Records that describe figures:
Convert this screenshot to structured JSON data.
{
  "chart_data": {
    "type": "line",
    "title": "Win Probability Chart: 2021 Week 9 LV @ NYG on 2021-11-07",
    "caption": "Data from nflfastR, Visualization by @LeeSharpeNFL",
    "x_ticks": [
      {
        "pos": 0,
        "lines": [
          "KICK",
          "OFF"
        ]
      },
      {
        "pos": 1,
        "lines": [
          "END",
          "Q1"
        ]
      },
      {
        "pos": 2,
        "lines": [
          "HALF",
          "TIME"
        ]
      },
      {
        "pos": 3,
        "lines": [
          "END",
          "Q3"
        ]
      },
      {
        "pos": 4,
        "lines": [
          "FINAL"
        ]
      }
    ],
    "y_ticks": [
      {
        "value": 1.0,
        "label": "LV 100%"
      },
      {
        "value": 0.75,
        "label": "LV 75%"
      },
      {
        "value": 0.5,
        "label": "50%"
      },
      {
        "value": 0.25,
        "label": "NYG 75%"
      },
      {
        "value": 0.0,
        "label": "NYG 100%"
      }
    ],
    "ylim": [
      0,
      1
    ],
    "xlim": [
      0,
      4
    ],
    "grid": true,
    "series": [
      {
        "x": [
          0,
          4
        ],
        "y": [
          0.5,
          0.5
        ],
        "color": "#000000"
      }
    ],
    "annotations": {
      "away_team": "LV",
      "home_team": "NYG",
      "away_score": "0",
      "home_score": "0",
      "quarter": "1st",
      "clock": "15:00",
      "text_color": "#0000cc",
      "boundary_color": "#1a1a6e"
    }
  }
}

## Task directions
Extract the data in full. Keep it word for word.

## Response below
Convert this screenshot to structured JSON data.
{
  "chart_data": {
    "type": "line",
    "title": "Win Probability Chart: 2021 Week 9 LV @ NYG on 2021-11-07",
    "caption": "Data from nflfastR, Visualization by @LeeSharpeNFL",
    "x_ticks": [
      {
        "pos": 0,
        "lines": [
          "KICK",
          "OFF"
        ]
      },
      {
        "pos": 1,
        "lines": [
          "END",
          "Q1"
        ]
      },
      {
        "pos": 2,
        "lines": [
          "HALF",
          "TIME"
        ]
      },
      {
        "pos": 3,
        "lines": [
          "END",
          "Q3"
        ]
      },
      {
        "pos": 4,
        "lines": [
          "FINAL"
        ]
      }
    ],
    "y_ticks": [
      {
        "value": 1.0,
        "label": "LV 100%"
      },
      {
        "value": 0.75,
        "label": "LV 75%"
      },
      {
        "value": 0.5,
        "label": "50%"
      },
      {
        "value": 0.25,
        "label": "NYG 75%"
      },
      {
        "value": 0.0,
        "label": "NYG 100%"
      }
    ],
    "ylim": [
      0,
      1
    ],
    "xlim": [
      0,
      4
    ],
    "grid": true,
    "series": [
      {
        "x": [
          0,
          4
        ],
        "y": [
          0.5,
          0.5
        ],
        "color": "#000000"
      }
    ],
    "annotations": {
      "away_team": "LV",
      "home_team": "NYG",
      "away_score": "0",
      "home_score": "0",
      "quarter": "1st",
      "clock": "15:00",
      "text_color": "#0000cc",
      "boundary_color": "#1a1a6e"
    }
  }
}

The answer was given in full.